— BEGIN Document text —

Tuesday 29 May 2012

Today wasn't too hard...although i did have a chocolate from the Butler's Chocolate cafe-you get a free one with coffee. How can anyone resist?
made dukan 'hamburger' buns today for my steak, tomato, lettuce, fried egg and caramelised onion sandwich tonight...had this last week and it was the BEST dukan meal so far...i miss things like that!
had the pikelets again, they were yum. PP tomorrow-might do Asian sticky chicken perhaps?
i think the key for me is to be making things that are yum all the time. i don't mind spending ages in the kitchen to prepare-if that's what it takes ill do it!
i confess last night hubby wanted chocolate so i said if he got the sugar free one it would be ok...we ate a whole block-but bear in mind these no sugar ones are much smaller than normal choc blocks. if i was going to have the munchies then at least it was sugar free! and wasn't just me!
my mousse i made yesterday was FAB too, that recipe is a keeper!
missed Pilates today but ran a total of 70mins, so not all bad...45mins walking also. i did a few Pilates exercises before as well just to keep strengthening the abs (or lack of them ;))
went grocery shopping today and it was soooo expensive buying all this Dukan food...i felt so guilty. hubby said 'it is what it is' and he's right...but it so angers me that buying diet food is so much more expensive! Unfortunately i don't think there is a budget way of doing this diet, i wonder how many people it prevents from continuing on...

Monday 28 May 2012

I hit the 2 week mark today and think i have done reasonably well. I haven't weighed myself yet but some previously tight clothes are looser and that to me is a result!!!

— END Document text —
— BEGIN Records for this exercise —

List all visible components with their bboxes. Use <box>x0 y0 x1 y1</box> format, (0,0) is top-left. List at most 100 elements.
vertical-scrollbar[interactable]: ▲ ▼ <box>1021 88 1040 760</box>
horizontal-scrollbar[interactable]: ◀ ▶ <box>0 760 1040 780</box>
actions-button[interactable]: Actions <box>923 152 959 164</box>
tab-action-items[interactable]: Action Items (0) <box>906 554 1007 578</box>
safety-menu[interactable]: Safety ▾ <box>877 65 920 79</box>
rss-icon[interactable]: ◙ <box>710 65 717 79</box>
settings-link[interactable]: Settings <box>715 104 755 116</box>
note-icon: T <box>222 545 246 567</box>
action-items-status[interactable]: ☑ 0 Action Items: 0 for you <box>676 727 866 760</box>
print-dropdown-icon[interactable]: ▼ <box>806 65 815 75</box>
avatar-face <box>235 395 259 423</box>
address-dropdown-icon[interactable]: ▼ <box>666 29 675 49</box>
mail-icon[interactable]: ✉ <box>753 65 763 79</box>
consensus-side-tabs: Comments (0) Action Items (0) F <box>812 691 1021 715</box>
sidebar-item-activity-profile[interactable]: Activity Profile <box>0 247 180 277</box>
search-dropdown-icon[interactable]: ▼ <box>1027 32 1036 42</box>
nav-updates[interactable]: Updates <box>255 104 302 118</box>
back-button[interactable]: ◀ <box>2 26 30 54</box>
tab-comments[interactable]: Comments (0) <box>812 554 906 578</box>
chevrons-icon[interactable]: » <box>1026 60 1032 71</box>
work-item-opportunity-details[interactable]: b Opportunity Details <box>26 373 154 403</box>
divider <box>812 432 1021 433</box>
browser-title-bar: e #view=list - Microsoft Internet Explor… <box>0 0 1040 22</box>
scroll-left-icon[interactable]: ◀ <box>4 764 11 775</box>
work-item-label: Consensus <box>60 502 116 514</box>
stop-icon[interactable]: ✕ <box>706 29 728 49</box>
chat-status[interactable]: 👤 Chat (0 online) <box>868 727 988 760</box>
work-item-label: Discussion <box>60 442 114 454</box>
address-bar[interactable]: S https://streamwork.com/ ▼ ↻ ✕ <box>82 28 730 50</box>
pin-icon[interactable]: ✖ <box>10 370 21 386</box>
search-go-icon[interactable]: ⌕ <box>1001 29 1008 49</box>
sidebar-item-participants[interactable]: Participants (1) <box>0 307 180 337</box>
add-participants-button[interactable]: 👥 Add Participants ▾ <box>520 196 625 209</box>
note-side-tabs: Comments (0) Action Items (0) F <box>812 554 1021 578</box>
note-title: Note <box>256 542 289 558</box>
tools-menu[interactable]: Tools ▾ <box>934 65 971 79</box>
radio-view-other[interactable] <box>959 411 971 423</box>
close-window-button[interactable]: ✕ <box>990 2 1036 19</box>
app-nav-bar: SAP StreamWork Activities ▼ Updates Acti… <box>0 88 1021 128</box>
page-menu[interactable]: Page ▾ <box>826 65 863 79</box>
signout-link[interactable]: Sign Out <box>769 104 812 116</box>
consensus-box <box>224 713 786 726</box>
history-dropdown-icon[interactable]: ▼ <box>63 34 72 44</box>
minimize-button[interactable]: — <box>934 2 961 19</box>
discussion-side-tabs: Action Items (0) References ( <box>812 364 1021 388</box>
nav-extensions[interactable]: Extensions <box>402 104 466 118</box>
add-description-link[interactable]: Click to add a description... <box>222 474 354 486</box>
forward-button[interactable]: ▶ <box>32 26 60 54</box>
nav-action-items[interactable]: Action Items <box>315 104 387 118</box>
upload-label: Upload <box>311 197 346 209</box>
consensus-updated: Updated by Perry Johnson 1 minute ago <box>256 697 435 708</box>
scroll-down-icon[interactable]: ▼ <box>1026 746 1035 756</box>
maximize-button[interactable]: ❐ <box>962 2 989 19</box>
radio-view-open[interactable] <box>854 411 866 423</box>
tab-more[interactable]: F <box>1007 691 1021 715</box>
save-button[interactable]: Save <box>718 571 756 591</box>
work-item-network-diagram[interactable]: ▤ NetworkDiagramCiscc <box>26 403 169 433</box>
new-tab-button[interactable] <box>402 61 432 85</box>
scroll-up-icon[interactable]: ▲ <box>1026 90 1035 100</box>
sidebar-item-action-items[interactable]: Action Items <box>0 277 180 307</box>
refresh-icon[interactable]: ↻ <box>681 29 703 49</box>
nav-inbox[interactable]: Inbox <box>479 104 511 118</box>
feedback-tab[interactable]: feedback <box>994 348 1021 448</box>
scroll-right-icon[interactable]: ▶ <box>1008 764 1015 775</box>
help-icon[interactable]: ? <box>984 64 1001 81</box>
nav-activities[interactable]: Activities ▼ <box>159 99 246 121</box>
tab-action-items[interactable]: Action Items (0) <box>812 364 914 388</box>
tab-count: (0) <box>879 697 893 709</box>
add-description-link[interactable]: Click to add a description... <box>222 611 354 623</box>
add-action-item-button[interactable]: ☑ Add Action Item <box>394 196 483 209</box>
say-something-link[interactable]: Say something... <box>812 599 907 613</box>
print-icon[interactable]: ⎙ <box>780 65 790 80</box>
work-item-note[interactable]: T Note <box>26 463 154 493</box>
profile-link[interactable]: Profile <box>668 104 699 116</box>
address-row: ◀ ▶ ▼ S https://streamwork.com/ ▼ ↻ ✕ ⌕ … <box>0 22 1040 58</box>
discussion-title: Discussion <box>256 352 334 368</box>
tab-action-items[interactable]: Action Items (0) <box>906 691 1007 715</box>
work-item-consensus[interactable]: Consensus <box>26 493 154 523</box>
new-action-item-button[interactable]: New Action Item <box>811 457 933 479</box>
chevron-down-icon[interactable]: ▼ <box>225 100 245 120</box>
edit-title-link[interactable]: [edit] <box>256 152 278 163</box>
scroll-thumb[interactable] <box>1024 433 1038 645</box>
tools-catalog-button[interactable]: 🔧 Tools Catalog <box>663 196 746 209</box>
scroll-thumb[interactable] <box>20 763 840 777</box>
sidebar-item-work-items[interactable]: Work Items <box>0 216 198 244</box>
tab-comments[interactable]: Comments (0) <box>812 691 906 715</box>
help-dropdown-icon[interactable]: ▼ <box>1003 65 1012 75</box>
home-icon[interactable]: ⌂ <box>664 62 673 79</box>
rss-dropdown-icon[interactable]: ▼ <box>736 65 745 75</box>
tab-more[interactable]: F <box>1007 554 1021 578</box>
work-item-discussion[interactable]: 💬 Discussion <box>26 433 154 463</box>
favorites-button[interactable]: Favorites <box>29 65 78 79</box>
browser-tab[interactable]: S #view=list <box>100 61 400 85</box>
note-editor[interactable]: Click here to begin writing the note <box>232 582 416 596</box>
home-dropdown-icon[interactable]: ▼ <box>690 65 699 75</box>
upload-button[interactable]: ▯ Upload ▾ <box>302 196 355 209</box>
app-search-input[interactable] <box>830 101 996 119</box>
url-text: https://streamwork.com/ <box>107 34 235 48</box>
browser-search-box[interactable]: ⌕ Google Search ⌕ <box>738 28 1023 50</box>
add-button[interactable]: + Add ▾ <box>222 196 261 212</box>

— END Records for this exercise —

--- Request A ---
From the diet journal, reproduce word for word the passage that begins with "missed Pilates today but ran" and ends with "from continuing on...".
--- Request B ---
Pull out every line of the entries that contains the string "upload", matching case exactly.

--- Exercise result A ---
missed Pilates today but ran a total of 70mins, so not all bad...45mins walking also. i did a few Pilates exercises before as well just to keep strengthening the abs (or lack of them ;))
went grocery shopping today and it was soooo expensive buying all this Dukan food...i felt so guilty. hubby said 'it is what it is' and he's right...but it so angers me that buying diet food is so much more expensive! Unfortunately i don't think there is a budget way of doing this diet, i wonder how many people it prevents from continuing on...

--- Exercise result B ---
upload-label: Upload <box>311 197 346 209</box>
upload-button[interactable]: ▯ Upload ▾ <box>302 196 355 209</box>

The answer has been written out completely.